> _What you should do_
Collect from the data below each line with "price".

Collected data entries
+-------+
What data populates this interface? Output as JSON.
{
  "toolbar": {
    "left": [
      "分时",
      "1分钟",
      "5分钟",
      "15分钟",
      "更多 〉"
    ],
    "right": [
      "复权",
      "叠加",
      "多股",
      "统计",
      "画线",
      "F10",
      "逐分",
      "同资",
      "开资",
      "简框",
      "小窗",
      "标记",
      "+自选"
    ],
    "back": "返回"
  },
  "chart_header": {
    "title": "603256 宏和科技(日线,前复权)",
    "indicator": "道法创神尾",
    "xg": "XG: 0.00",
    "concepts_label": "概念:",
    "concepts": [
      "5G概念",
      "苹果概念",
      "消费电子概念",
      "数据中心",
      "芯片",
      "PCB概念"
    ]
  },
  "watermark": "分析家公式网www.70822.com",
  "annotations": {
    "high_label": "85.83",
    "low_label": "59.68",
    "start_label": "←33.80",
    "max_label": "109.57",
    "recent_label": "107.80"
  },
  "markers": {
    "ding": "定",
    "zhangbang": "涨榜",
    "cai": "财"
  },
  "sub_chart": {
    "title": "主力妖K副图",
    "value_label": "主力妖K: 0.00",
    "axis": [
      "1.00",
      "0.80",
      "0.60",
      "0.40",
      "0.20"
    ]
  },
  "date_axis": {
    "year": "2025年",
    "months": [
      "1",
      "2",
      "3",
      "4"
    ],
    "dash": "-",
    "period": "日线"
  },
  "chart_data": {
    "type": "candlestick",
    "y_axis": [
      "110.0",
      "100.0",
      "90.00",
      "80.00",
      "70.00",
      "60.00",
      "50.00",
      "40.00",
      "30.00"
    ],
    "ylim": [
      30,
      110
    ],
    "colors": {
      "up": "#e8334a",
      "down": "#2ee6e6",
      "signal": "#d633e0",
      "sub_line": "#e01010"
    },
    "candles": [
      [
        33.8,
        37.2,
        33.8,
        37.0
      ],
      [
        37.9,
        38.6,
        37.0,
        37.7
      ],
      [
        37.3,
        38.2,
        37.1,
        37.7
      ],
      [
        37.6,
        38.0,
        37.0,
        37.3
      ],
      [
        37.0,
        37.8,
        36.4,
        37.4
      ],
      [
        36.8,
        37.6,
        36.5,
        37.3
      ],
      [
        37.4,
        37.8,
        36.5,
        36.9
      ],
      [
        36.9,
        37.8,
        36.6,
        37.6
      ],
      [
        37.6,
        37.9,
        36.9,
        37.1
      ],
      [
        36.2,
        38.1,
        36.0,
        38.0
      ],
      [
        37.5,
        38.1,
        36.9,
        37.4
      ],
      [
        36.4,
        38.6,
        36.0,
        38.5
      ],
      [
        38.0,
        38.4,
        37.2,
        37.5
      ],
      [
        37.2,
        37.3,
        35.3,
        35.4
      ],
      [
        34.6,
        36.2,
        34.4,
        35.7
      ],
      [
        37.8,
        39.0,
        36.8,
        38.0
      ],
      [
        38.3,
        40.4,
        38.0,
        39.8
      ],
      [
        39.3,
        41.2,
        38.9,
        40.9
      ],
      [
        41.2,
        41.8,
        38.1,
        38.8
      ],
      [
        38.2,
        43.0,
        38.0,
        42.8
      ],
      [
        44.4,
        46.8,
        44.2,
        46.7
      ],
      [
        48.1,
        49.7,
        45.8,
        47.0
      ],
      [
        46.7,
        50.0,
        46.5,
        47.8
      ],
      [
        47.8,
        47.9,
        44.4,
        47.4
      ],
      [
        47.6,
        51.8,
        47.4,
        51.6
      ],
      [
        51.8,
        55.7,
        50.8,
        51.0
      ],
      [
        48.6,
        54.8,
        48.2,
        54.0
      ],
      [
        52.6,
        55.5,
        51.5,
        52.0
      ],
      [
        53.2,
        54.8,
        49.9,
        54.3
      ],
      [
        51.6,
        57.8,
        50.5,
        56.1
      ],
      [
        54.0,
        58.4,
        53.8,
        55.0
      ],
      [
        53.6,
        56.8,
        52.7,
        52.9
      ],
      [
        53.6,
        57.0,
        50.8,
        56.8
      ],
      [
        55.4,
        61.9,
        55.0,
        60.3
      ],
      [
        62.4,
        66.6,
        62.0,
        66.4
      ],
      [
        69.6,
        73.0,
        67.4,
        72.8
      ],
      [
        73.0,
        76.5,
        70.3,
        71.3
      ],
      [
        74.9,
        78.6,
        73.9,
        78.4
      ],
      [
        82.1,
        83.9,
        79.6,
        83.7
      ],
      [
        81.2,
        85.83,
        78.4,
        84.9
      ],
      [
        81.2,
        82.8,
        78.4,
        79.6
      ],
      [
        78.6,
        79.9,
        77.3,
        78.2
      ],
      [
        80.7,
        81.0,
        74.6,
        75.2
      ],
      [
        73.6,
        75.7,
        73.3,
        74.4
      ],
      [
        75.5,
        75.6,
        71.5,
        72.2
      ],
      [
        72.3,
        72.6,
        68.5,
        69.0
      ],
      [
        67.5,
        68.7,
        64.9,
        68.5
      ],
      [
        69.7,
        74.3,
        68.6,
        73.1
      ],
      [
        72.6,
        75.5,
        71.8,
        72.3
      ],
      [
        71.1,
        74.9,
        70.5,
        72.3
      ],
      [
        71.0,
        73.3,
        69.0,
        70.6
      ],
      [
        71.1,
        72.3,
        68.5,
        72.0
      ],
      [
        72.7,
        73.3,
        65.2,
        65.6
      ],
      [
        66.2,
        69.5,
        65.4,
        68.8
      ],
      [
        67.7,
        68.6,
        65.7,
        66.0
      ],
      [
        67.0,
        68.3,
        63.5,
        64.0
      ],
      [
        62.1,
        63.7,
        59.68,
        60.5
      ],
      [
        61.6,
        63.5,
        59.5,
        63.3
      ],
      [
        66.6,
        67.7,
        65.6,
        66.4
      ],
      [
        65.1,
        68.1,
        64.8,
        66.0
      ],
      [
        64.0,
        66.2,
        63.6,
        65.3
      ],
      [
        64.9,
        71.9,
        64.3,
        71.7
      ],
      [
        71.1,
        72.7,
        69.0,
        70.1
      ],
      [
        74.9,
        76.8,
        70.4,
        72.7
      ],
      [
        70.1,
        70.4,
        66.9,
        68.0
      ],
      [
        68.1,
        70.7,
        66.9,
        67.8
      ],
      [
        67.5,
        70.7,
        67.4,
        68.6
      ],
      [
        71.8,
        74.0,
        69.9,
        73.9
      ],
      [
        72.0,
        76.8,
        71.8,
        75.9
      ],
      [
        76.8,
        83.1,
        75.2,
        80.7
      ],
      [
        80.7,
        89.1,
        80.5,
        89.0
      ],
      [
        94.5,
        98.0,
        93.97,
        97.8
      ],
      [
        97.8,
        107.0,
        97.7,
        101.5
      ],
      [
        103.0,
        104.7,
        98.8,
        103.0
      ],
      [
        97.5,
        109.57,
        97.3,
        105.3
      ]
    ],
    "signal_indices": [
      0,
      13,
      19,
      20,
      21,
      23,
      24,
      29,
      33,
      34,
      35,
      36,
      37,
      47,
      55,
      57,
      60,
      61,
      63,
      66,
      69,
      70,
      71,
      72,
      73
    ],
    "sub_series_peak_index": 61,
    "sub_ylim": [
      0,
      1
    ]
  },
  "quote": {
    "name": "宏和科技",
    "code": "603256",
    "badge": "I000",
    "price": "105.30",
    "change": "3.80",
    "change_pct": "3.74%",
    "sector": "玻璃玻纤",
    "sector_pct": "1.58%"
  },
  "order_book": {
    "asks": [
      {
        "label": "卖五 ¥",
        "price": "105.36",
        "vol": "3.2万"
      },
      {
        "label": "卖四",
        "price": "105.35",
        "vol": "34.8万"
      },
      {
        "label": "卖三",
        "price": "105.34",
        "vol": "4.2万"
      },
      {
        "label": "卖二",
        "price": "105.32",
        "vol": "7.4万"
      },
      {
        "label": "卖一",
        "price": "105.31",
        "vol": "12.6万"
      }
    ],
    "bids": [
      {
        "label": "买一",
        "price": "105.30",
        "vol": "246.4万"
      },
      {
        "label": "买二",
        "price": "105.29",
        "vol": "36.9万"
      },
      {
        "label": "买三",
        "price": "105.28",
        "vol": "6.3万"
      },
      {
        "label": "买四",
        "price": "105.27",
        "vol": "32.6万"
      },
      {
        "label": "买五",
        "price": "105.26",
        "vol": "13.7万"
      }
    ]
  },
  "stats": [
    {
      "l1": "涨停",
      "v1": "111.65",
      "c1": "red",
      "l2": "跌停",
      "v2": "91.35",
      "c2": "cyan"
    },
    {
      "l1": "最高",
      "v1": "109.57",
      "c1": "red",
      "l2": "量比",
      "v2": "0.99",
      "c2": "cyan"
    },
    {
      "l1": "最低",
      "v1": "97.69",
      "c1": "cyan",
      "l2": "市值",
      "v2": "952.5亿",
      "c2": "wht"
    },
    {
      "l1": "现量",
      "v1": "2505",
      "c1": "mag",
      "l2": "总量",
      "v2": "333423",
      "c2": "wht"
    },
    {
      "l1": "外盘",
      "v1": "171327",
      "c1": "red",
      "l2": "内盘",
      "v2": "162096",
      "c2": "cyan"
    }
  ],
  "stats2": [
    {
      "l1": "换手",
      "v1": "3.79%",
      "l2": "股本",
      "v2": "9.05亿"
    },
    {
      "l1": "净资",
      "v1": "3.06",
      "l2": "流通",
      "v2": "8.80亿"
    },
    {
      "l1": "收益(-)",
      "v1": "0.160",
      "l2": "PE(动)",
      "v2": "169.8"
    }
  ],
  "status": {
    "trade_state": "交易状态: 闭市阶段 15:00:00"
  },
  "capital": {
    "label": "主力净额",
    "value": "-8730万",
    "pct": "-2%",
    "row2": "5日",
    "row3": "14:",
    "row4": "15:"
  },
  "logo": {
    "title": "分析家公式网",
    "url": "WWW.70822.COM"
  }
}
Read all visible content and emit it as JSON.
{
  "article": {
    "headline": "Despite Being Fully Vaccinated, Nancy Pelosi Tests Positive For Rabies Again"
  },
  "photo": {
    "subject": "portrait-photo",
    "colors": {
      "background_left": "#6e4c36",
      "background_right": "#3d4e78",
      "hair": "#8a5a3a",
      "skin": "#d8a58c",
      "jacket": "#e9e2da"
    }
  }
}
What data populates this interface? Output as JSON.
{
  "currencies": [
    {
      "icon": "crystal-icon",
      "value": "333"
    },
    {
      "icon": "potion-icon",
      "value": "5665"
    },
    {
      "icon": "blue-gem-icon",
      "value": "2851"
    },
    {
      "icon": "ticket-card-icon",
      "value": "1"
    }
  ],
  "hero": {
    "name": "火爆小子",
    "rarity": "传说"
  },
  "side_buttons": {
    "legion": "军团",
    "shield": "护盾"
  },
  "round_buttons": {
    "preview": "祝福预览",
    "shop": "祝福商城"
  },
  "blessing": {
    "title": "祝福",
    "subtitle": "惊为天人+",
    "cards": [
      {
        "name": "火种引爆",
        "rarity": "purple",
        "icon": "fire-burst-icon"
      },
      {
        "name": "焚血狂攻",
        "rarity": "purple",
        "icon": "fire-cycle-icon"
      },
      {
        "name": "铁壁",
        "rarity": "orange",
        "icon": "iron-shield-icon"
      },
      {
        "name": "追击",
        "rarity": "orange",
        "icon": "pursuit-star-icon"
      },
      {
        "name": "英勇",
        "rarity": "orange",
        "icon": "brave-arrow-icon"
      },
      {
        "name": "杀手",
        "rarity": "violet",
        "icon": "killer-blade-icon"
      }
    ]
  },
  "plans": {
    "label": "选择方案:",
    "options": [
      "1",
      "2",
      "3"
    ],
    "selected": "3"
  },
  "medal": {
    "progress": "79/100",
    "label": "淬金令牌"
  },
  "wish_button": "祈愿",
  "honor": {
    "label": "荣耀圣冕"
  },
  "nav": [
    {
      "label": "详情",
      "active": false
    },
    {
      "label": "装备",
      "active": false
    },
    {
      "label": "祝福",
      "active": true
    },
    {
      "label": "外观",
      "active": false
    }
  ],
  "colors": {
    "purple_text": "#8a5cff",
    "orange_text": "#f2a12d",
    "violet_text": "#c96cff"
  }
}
+-------+
> _Result_
    "price": "105.30",
        "price": "105.36",
        "price": "105.35",
        "price": "105.34",
        "price": "105.32",
        "price": "105.31",
        "price": "105.30",
        "price": "105.29",
        "price": "105.28",
        "price": "105.27",
        "price": "105.26",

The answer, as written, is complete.